## Entries provided:
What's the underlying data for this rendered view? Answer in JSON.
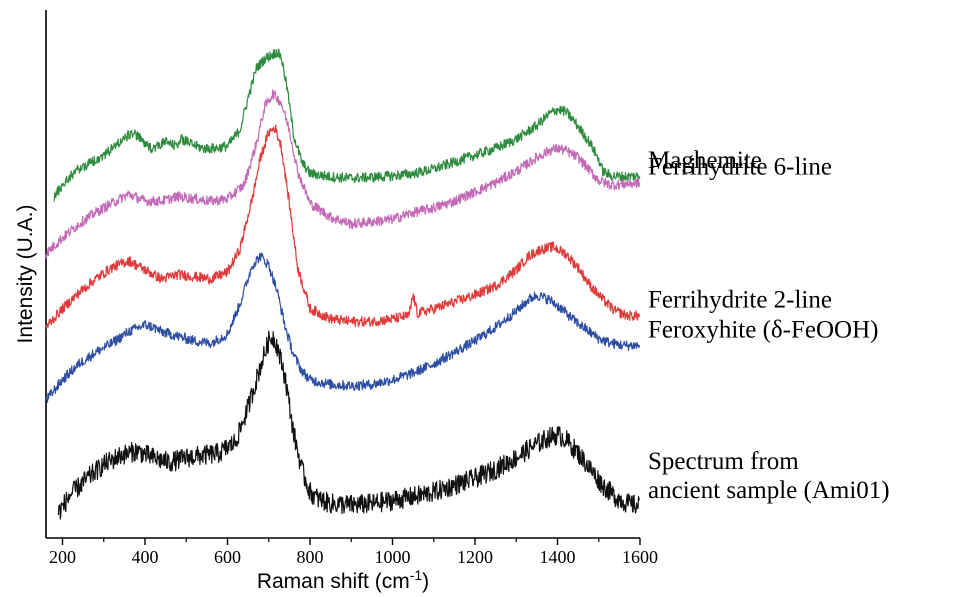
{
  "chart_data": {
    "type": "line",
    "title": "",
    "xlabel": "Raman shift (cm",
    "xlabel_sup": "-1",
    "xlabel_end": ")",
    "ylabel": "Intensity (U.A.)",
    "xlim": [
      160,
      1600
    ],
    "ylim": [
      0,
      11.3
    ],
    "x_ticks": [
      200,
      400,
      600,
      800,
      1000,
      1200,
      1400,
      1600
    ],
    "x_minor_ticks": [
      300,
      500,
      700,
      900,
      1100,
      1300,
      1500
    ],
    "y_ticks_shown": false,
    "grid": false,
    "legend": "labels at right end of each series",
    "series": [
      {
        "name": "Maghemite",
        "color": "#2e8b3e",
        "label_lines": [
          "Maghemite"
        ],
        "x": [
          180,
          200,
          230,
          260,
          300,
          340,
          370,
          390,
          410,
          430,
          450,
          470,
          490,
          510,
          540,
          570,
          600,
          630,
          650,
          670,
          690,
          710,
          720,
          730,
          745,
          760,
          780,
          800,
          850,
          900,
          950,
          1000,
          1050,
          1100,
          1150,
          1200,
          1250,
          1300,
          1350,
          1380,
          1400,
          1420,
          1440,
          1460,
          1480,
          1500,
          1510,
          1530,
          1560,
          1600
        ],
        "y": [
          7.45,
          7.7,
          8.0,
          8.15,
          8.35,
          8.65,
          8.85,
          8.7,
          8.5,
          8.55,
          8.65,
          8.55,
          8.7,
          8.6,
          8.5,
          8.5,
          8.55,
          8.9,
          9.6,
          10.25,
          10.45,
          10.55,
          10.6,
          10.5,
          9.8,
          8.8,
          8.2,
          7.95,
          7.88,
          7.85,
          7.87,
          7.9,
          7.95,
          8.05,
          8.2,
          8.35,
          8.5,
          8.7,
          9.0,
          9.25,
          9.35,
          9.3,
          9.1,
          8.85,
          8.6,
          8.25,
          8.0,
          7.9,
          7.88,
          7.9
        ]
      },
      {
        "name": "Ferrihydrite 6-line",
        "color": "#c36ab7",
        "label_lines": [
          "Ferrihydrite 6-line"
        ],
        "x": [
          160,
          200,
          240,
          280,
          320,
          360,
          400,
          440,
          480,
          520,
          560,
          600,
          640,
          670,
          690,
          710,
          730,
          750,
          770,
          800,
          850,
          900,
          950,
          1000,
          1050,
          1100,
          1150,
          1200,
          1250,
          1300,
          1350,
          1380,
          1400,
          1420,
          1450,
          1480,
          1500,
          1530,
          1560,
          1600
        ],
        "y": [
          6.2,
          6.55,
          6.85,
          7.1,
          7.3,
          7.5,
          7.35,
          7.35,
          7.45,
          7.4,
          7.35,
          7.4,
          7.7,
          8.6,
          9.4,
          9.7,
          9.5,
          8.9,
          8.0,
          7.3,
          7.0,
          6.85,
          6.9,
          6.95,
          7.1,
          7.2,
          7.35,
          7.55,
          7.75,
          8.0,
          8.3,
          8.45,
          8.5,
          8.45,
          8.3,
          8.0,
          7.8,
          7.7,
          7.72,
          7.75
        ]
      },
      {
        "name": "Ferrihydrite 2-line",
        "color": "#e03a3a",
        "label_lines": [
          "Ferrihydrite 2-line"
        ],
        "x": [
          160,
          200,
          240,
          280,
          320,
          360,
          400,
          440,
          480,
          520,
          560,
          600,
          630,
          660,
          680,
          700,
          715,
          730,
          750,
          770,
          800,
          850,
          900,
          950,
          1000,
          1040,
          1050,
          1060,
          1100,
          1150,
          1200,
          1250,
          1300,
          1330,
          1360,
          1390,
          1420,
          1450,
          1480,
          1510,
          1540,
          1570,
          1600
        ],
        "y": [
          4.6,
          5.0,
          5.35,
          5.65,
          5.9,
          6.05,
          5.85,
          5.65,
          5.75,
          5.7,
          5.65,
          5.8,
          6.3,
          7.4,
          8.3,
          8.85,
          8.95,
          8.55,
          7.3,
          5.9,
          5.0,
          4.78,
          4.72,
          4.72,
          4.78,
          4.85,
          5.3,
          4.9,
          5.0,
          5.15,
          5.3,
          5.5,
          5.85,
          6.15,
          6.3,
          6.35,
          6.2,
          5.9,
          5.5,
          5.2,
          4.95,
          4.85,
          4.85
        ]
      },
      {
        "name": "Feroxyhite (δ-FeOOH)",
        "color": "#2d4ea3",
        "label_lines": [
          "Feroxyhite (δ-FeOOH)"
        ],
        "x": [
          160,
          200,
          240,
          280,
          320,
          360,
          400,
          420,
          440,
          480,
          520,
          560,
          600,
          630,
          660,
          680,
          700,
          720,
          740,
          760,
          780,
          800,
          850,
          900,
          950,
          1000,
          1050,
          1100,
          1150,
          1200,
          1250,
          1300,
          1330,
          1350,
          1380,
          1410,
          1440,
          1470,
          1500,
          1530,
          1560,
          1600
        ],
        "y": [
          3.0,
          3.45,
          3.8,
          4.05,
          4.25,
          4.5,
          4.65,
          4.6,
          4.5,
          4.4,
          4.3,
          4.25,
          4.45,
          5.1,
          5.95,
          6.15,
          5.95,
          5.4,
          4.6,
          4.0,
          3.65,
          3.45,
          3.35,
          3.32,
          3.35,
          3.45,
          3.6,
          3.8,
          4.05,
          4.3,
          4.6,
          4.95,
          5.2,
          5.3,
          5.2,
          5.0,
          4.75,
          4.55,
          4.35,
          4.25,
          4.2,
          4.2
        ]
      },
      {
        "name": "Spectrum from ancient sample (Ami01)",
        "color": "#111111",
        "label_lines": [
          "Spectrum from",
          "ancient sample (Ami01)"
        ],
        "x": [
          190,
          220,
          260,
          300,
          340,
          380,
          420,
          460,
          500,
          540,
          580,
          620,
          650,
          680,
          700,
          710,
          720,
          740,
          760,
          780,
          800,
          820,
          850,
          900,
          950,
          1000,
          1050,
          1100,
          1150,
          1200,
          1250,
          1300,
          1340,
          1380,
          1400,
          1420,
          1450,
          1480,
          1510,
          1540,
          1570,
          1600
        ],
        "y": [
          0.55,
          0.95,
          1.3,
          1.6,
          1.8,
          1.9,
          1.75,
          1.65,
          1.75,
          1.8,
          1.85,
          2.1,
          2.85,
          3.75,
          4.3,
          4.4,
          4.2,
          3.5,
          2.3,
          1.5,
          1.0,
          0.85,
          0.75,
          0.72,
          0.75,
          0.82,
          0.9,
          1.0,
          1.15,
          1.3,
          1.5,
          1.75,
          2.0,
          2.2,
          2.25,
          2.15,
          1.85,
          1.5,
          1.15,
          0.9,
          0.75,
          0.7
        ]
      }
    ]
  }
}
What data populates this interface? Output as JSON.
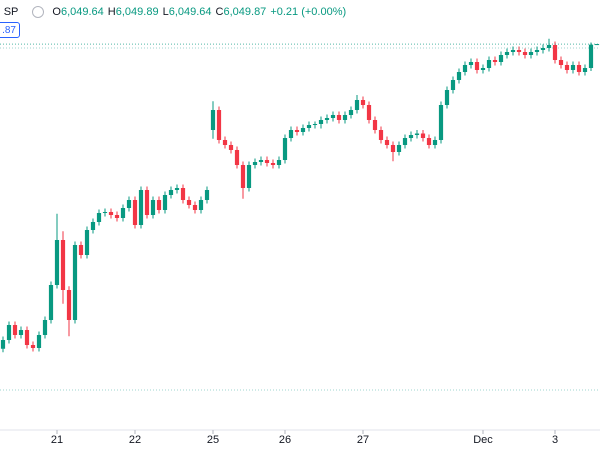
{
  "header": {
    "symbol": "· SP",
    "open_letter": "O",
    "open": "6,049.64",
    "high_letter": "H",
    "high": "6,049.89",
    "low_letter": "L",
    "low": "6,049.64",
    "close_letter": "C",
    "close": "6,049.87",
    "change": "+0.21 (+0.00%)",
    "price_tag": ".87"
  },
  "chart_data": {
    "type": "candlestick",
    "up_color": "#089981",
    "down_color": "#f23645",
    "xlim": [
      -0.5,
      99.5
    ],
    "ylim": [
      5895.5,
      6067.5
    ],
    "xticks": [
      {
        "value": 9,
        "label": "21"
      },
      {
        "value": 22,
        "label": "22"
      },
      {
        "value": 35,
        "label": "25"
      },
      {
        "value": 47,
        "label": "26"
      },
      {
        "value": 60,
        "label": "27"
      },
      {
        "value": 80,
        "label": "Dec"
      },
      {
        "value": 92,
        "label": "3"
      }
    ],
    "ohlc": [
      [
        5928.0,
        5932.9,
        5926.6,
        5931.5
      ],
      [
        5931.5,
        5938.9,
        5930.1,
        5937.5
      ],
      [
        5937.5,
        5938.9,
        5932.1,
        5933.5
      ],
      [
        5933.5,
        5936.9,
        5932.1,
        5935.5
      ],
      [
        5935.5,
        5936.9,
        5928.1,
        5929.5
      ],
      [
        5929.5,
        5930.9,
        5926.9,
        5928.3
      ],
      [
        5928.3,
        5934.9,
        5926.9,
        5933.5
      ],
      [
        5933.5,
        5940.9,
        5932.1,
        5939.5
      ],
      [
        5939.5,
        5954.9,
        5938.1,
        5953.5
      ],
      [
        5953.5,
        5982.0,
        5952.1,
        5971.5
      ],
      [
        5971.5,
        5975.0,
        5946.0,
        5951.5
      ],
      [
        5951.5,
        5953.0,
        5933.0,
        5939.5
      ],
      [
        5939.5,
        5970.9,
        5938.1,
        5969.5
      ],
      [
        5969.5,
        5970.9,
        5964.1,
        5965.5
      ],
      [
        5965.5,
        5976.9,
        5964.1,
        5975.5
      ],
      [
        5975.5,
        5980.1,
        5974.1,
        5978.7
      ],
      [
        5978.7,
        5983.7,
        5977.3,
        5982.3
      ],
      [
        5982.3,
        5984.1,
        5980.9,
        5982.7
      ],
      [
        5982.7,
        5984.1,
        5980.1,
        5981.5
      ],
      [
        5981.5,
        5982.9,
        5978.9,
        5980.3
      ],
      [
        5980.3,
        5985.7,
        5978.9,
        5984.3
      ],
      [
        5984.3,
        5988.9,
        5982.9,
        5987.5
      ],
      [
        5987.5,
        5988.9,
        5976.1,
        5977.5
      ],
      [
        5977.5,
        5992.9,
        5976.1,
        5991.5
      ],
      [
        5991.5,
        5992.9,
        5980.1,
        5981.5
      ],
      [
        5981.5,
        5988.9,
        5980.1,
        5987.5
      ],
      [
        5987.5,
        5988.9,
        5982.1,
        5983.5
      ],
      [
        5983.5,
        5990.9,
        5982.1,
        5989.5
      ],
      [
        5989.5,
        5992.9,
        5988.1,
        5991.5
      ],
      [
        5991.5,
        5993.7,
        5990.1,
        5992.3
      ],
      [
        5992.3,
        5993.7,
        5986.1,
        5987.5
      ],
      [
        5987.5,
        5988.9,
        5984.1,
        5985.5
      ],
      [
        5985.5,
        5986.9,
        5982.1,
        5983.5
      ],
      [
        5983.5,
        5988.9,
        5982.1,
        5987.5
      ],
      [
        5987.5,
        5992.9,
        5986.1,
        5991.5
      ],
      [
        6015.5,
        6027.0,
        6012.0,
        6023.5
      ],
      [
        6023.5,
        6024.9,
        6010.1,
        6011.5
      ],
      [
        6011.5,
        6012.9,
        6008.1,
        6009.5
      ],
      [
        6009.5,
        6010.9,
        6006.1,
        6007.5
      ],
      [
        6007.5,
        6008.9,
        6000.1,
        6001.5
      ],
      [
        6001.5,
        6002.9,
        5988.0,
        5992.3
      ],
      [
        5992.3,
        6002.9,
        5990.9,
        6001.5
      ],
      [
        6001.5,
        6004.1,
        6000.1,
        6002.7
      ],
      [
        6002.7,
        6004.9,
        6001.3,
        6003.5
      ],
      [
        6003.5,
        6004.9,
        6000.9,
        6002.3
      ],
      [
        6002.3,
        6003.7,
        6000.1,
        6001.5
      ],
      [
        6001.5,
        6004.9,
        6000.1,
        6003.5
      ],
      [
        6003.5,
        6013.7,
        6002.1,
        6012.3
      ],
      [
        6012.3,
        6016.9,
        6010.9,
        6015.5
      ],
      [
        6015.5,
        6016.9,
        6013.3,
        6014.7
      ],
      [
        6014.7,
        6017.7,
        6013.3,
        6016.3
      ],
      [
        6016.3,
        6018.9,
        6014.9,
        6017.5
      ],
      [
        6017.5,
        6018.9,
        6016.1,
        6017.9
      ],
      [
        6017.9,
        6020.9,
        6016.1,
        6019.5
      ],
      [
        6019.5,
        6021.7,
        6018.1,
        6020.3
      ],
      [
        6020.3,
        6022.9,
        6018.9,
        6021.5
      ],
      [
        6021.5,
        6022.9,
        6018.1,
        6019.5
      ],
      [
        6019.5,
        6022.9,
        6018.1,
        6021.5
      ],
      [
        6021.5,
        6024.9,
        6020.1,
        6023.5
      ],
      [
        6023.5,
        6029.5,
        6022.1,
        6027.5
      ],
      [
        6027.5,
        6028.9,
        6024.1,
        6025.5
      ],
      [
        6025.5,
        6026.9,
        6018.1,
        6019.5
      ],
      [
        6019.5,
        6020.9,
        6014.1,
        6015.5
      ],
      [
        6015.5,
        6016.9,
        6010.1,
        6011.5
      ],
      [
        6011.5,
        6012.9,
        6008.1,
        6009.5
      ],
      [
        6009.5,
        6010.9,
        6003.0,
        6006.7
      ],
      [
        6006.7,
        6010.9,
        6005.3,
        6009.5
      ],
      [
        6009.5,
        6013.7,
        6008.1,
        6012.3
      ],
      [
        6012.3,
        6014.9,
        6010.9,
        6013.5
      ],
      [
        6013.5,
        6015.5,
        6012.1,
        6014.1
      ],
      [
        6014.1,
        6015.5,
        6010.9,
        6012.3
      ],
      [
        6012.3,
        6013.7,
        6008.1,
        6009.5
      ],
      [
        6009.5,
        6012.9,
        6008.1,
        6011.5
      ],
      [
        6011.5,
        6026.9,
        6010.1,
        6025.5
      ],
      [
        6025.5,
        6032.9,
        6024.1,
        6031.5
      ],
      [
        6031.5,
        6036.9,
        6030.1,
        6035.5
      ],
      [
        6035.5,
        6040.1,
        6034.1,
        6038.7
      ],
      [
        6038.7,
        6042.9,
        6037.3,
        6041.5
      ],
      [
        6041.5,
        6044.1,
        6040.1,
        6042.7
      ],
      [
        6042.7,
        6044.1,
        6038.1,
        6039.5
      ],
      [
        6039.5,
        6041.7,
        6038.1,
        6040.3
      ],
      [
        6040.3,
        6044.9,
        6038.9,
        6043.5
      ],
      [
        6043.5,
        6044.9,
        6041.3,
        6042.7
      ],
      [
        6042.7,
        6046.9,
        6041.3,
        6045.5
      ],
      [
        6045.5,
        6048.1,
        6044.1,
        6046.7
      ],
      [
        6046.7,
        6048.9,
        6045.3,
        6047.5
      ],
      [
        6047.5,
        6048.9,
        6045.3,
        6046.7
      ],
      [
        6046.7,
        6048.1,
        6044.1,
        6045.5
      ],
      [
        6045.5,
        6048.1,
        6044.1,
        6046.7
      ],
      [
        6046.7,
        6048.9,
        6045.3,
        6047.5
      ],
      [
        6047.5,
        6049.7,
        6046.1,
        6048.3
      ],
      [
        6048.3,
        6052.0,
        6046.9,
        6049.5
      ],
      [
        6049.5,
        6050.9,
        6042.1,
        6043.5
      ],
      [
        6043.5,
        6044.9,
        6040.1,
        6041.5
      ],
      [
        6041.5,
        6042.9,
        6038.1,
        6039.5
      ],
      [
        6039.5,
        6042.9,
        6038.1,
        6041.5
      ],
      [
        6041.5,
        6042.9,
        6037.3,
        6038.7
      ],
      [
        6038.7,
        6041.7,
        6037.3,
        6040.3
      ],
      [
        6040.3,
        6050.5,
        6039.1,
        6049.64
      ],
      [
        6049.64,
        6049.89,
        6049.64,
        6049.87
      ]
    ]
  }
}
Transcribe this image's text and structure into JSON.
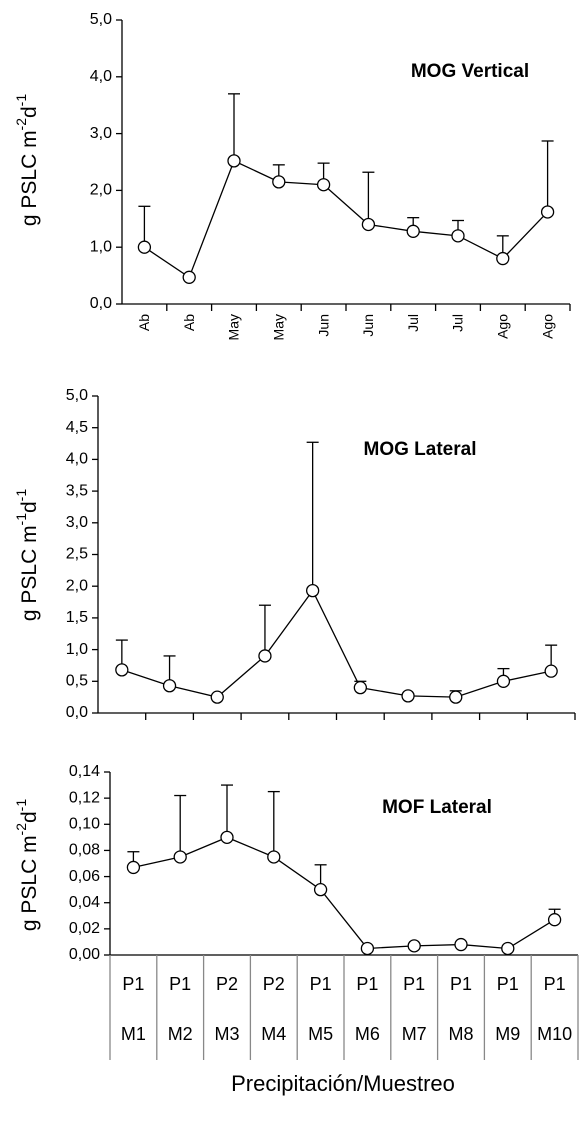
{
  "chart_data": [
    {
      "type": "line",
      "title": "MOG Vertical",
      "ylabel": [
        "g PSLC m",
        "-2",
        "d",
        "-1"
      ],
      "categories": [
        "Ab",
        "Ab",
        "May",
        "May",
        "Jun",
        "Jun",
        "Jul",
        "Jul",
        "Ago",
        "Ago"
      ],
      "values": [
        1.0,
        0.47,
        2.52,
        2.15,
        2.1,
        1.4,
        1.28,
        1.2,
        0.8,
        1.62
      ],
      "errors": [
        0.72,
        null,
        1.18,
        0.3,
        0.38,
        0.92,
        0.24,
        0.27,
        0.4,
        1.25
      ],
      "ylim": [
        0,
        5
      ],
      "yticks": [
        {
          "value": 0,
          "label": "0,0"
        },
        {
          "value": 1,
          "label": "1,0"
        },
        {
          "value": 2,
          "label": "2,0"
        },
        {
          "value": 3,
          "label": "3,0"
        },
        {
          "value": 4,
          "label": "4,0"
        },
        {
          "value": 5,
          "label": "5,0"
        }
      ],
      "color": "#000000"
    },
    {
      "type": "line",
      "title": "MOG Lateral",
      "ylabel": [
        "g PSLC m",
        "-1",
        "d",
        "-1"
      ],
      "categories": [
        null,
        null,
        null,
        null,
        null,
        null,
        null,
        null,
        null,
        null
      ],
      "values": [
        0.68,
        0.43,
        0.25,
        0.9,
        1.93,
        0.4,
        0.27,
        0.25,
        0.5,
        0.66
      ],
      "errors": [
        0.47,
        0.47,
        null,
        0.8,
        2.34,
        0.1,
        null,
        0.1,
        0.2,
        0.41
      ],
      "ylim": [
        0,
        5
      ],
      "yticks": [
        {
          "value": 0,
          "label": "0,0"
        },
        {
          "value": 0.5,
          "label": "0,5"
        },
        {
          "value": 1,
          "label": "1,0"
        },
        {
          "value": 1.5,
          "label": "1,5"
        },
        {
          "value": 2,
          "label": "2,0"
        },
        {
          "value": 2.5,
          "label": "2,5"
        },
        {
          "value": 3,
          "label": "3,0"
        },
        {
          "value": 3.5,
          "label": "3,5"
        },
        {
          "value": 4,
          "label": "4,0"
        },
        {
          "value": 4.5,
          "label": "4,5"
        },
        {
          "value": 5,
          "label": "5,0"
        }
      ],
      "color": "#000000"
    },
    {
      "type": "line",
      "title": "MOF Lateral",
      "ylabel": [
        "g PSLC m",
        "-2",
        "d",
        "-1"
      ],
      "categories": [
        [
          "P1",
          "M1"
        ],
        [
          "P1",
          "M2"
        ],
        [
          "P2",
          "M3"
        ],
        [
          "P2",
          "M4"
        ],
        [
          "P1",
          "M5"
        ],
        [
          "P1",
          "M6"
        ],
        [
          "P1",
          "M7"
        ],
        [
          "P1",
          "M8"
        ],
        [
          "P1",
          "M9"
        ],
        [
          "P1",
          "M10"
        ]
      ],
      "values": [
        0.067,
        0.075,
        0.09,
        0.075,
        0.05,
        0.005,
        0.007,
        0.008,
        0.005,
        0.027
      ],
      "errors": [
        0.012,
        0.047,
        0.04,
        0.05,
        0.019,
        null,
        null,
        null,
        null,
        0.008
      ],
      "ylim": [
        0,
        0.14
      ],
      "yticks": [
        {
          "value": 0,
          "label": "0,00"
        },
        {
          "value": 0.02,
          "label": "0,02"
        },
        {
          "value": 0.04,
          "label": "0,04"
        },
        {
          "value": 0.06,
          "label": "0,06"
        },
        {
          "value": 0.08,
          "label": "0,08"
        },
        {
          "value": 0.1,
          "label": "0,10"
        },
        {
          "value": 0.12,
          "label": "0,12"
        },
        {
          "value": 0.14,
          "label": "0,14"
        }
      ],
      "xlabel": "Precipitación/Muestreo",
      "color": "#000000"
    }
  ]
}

## Task to carry out:
Tally the lines of the records holding the word "title", then state only the tally.

## Solution to the problem:
4